§ **Lines of data**:
-*-*-
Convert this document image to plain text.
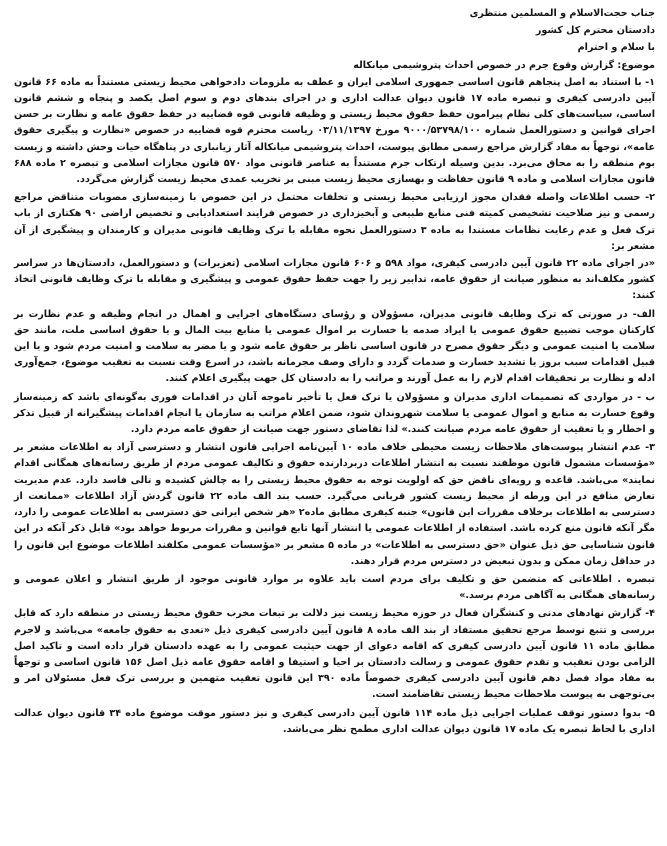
جناب حجت‌الاسلام و المسلمین منتظری
دادستان محترم کل کشور
با سلام و احترام
موضوع: گزارش وقوع جرم در خصوص احداث پتروشیمی میانکاله

۱- با استناد به اصل پنجاهم قانون اساسی جمهوری اسلامی ایران و عطف به ملزومات دادخواهی محیط زیستی مستنداً به ماده ۶۶ قانون آیین دادرسی کیفری و تبصره ماده ۱۷ قانون دیوان عدالت اداری و در اجرای بندهای دوم و سوم اصل یکصد و پنجاه و ششم قانون اساسی، سیاست‌های کلی نظام پیرامون حفظ حقوق محیط زیستی و وظیفه قانونی قوه قضاییه در حفظ حقوق عامه و نظارت بر حسن اجرای قوانین و دستورالعمل شماره ۹۰۰۰/۵۳۷۹۸/۱۰۰ مورخ ۰۳/۱۱/۱۳۹۷ ریاست محترم قوه قضاییه در خصوص «نظارت و پیگیری حقوق عامه»، توجهاً به مفاد گزارش مراجع رسمی مطابق پیوست، احداث پتروشیمی میانکاله آثار زیانباری در پناهگاه حیات وحش داشته و زیست بوم منطقه را به محاق می‌برد. بدین وسیله ارتکاب جرم مستنداً به عناصر قانونی مواد ۵۷۰ قانون مجازات اسلامی و تبصره ۲ ماده ۶۸۸ قانون مجازات اسلامی و ماده ۹ قانون حفاظت و بهسازی محیط زیست مبنی بر تخریب عمدی محیط زیست گزارش می‌گردد.

۲- حسب اطلاعات واصله فقدان مجوز ارزیابی محیط زیستی و تخلفات محتمل در این خصوص با زمینه‌سازی مصوبات متناقض مراجع رسمی و نیز صلاحیت تشخیصی کمیته فنی منابع طبیعی و آبخیزداری در خصوص فرایند استعدادیابی و تخصیص اراضی ۹۰ هکتاری از باب ترک فعل و عدم رعایت نظامات مستندا به ماده ۳ دستورالعمل نحوه مقابله با ترک وظایف قانونی مدیران و کارمندان و پیشگیری از آن مشعر بر:

«در اجرای ماده ۲۲ قانون آیین دادرسی کیفری، مواد ۵۹۸ و ۶۰۶ قانون مجازات اسلامی (تعزیرات) و دستورالعمل، دادستان‌ها در سراسر کشور مکلف‌اند به منظور صیانت از حقوق عامه، تدابیر زیر را جهت حفظ حقوق عمومی و پیشگیری و مقابله با ترک وظایف قانونی اتخاذ کنند:

الف- در صورتی که ترک وظایف قانونی مدیران، مسؤولان و رؤسای دستگاه‌های اجرایی و اهمال در انجام وظیفه و عدم نظارت بر کارکنان موجب تضییع حقوق عمومی یا ایراد صدمه یا خسارت بر اموال عمومی یا منابع بیت المال و یا حقوق اساسی ملت، مانند حق سلامت یا امنیت عمومی و دیگر حقوق مصرح در قانون اساسی ناظر بر حقوق عامه شود و یا مضر به سلامت و امنیت مردم شود و یا این قبیل اقدامات سبب بروز یا تشدید خسارت و صدمات گردد و دارای وصف مجرمانه باشد، در اسرع وقت نسبت به تعقیب موضوع، جمع‌آوری ادله و نظارت بر تحقیقات اقدام لازم را به عمل آورند و مراتب را به دادستان کل جهت پیگیری اعلام کنند.

ب - در مواردی که تصمیمات اداری مدیران و مسؤولان یا ترک فعل یا تأخیر ناموجه آنان در اقدامات فوری به‌گونه‌ای باشد که زمینه‌ساز وقوع خسارت به منابع و اموال عمومی یا سلامت شهروندان شود، ضمن اعلام مراتب به سازمان یا انجام اقدامات پیشگیرانه از قبیل تذکر و اخطار و یا تعقیب از حقوق عامه مردم صیانت کنند.» لذا تقاضای دستور جهت صیانت از حقوق عامه مردم دارد.

۳- عدم انتشار پیوست‌های ملاحظات زیست محیطی خلاف ماده ۱۰ آیین‌نامه اجرایی قانون انتشار و دسترسی آزاد به اطلاعات مشعر بر «مؤسسات مشمول قانون موظفند نسبت به انتشار اطلاعات دربردارنده حقوق و تکالیف عمومی مردم از طریق رسانه‌های همگانی اقدام نمایند» می‌باشد. قاعده و رویه‌ای ناقض حق که اولویت توجه به حقوق محیط زیستی را به چالش کشیده و تالی فاسد دارد. عدم مدیریت تعارض منافع در این ورطه از محیط زیست کشور قربانی می‌گیرد. حسب بند الف ماده ۲۲ قانون گردش آزاد اطلاعات «ممانعت از دسترسی به اطلاعات برخلاف مقررات این قانون» جنبه کیفری مطابق ماده۲ «هر شخص ایرانی حق دسترسی به اطلاعات عمومی را دارد، مگر آنکه قانون منع کرده باشد. استفاده از اطلاعات عمومی یا انتشار آنها تابع قوانین و مقررات مربوط خواهد بود» قابل ذکر آنکه در این قانون شناسایی حق ذیل عنوان «حق دسترسی به اطلاعات» در ماده ۵ مشعر بر «مؤسسات عمومی مکلفند اطلاعات موضوع این قانون را در حداقل زمان ممکن و بدون تبعیض در دسترس مردم قرار دهند.

تبصره . اطلاعاتی که متضمن حق و تکلیف برای مردم است باید علاوه بر موارد قانونی موجود از طریق انتشار و اعلان عمومی و رسانه‌های همگانی به آگاهی مردم برسد.»

۴- گزارش نهادهای مدنی و کنشگران فعال در حوزه محیط زیست نیز دلالت بر تبعات مخرب حقوق محیط زیستی در منطقه دارد که قابل بررسی و تتبع توسط مرجع تحقیق مستفاد از بند الف ماده ۸ قانون آیین دادرسی کیفری ذیل «تعدی به حقوق جامعه» می‌باشد و لاجرم مطابق ماده ۱۱ قانون آیین دادرسی کیفری که اقامه دعوای از جهت حیثیت عمومی را به عهده دادستان قرار داده است و تاکید اصل الزامی بودن تعقیب و تقدم حقوق عمومی و رسالت دادستان بر احیا و استیفا و اقامه حقوق عامه ذیل اصل ۱۵۶ قانون اساسی و توجهاً به مفاد مواد فصل دهم قانون آیین دادرسی کیفری خصوصاً ماده ۳۹۰ این قانون تعقیب متهمین و بررسی ترک فعل مسئولان امر و بی‌توجهی به پیوست ملاحظات محیط زیستی تقاضامند است.

۵- بدوا دستور توقف عملیات اجرایی ذیل ماده ۱۱۴ قانون آیین دادرسی کیفری و نیز دستور موقت موضوع ماده ۳۴ قانون دیوان عدالت اداری با لحاظ تبصره یک ماده ۱۷ قانون دیوان عدالت اداری مطمح نظر می‌باشد.
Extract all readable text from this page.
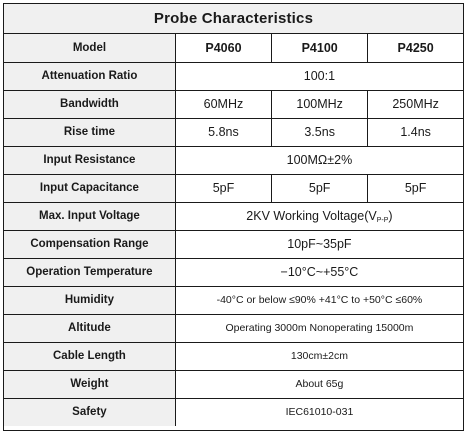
Probe Characteristics
Model	P4060	P4100	P4250
Attenuation Ratio	100:1		
Bandwidth	60MHz	100MHz	250MHz
Rise time	5.8ns	3.5ns	1.4ns
Input Resistance	100MΩ±2%		
Input Capacitance	5pF	5pF	5pF
Max. Input Voltage	2KV Working $Voltage(V_{P-P})$		
Compensation Range	10pF~35pF		
Operation Temperature	−10°C~+55°C		
Humidity	-40°C or below ≤90% +41°C to +50°C ≤60%		
Altitude	Operating 3000m Nonoperating 15000m		
Cable Length	130cm±2cm		
Weight	About 65g		
Safety	IEC61010-031		
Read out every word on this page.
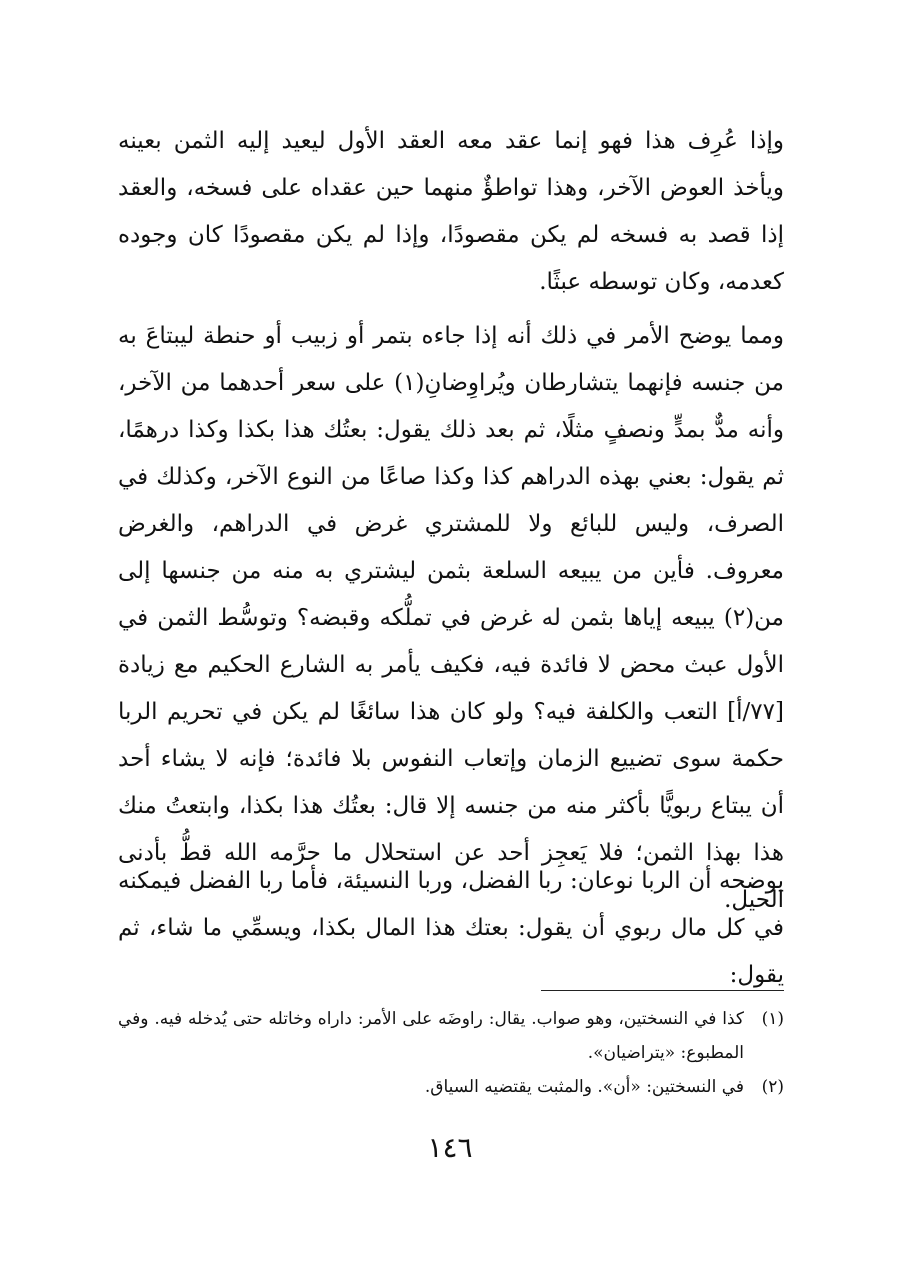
وإذا عُرِف هذا فهو إنما عقد معه العقد الأول ليعيد إليه الثمن بعينه ويأخذ العوض الآخر، وهذا تواطؤٌ منهما حين عقداه على فسخه، والعقد إذا قصد به فسخه لم يكن مقصودًا، وإذا لم يكن مقصودًا كان وجوده كعدمه، وكان توسطه عبثًا.

ومما يوضح الأمر في ذلك أنه إذا جاءه بتمر أو زبيب أو حنطة ليبتاعَ به من جنسه فإنهما يتشارطان ويُراوِضانِ(١) على سعر أحدهما من الآخر، وأنه مدٌّ بمدٍّ ونصفٍ مثلًا، ثم بعد ذلك يقول: بعتُك هذا بكذا وكذا درهمًا، ثم يقول: بعني بهذه الدراهم كذا وكذا صاعًا من النوع الآخر، وكذلك في الصرف، وليس للبائع ولا للمشتري غرض في الدراهم، والغرض معروف. فأين من يبيعه السلعة بثمن ليشتري به منه من جنسها إلى من(٢) يبيعه إياها بثمن له غرض في تملُّكه وقبضه؟ وتوسُّط الثمن في الأول عبث محض لا فائدة فيه، فكيف يأمر به الشارع الحكيم مع زيادة [٧٧/أ] التعب والكلفة فيه؟ ولو كان هذا سائغًا لم يكن في تحريم الربا حكمة سوى تضييع الزمان وإتعاب النفوس بلا فائدة؛ فإنه لا يشاء أحد أن يبتاع ربويًّا بأكثر منه من جنسه إلا قال: بعتُك هذا بكذا، وابتعتُ منك هذا بهذا الثمن؛ فلا يَعجِز أحد عن استحلال ما حرَّمه الله قطُّ بأدنى الحيل.

يوضحه أن الربا نوعان: ربا الفضل، وربا النسيئة، فأما ربا الفضل فيمكنه في كل مال ربوي أن يقول: بعتك هذا المال بكذا، ويسمِّي ما شاء، ثم يقول:

(١)
كذا في النسختين، وهو صواب. يقال: راوضَه على الأمر: داراه وخاتله حتى يُدخله فيه. وفي المطبوع: «يتراضيان».
(٢)
في النسختين: «أن». والمثبت يقتضيه السياق.
١٤٦
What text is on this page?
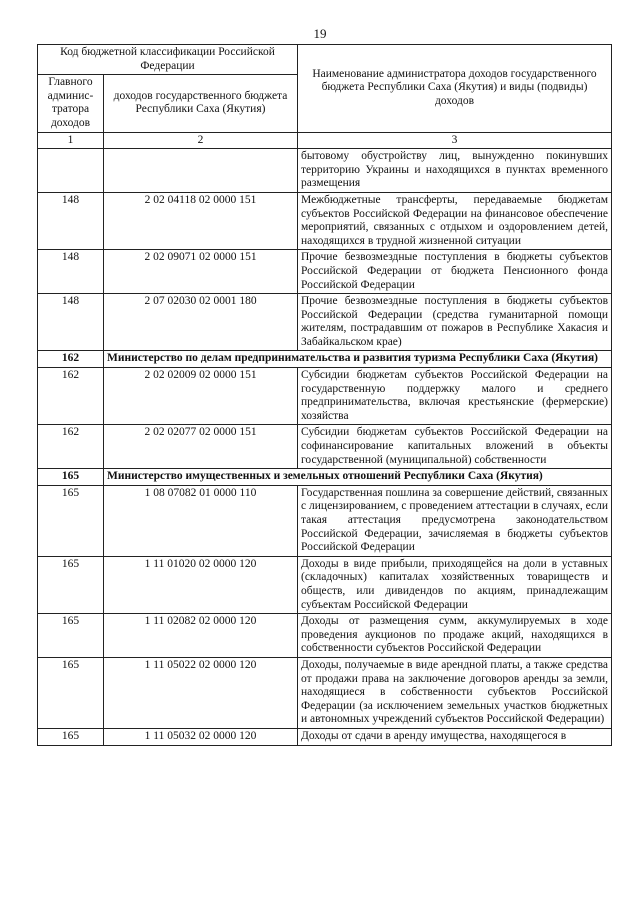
19
Код бюджетной классификации Российской Федерации		Наименование администратора доходов государственного бюджета Республики Саха (Якутия) и виды (подвиды) доходов
Главного админис-тратора доходов	доходов государственного бюджета Республики Саха (Якутия)	
1	2	3
		бытовому обустройству лиц, вынужденно покинувших территорию Украины и находящихся в пунктах временного размещения
148	2 02 04118 02 0000 151	Межбюджетные трансферты, передаваемые бюджетам субъектов Российской Федерации на финансовое обеспечение мероприятий, связанных с отдыхом и оздоровлением детей, находящихся в трудной жизненной ситуации
148	2 02 09071 02 0000 151	Прочие безвозмездные поступления в бюджеты субъектов Российской Федерации от бюджета Пенсионного фонда Российской Федерации
148	2 07 02030 02 0001 180	Прочие безвозмездные поступления в бюджеты субъектов Российской Федерации (средства гуманитарной помощи жителям, пострадавшим от пожаров в Республике Хакасия и Забайкальском крае)
162	Министерство по делам предпринимательства и развития туризма Республики Саха (Якутия)	
162	2 02 02009 02 0000 151	Субсидии бюджетам субъектов Российской Федерации на государственную поддержку малого и среднего предпринимательства, включая крестьянские (фермерские) хозяйства
162	2 02 02077 02 0000 151	Субсидии бюджетам субъектов Российской Федерации на софинансирование капитальных вложений в объекты государственной (муниципальной) собственности
165	Министерство имущественных и земельных отношений Республики Саха (Якутия)	
165	1 08 07082 01 0000 110	Государственная пошлина за совершение действий, связанных с лицензированием, с проведением аттестации в случаях, если такая аттестация предусмотрена законодательством Российской Федерации, зачисляемая в бюджеты субъектов Российской Федерации
165	1 11 01020 02 0000 120	Доходы в виде прибыли, приходящейся на доли в уставных (складочных) капиталах хозяйственных товариществ и обществ, или дивидендов по акциям, принадлежащим субъектам Российской Федерации
165	1 11 02082 02 0000 120	Доходы от размещения сумм, аккумулируемых в ходе проведения аукционов по продаже акций, находящихся в собственности субъектов Российской Федерации
165	1 11 05022 02 0000 120	Доходы, получаемые в виде арендной платы, а также средства от продажи права на заключение договоров аренды за земли, находящиеся в собственности субъектов Российской Федерации (за исключением земельных участков бюджетных и автономных учреждений субъектов Российской Федерации)
165	1 11 05032 02 0000 120	Доходы от сдачи в аренду имущества, находящегося в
-*-*-
§ **Written exercise**: Which lines contain the word "this"? Return each of them.

§ **Full answer**:
Convert this document image to plain text.
Extract all readable text from this page.
Read out every word on this page.
What text is on this page?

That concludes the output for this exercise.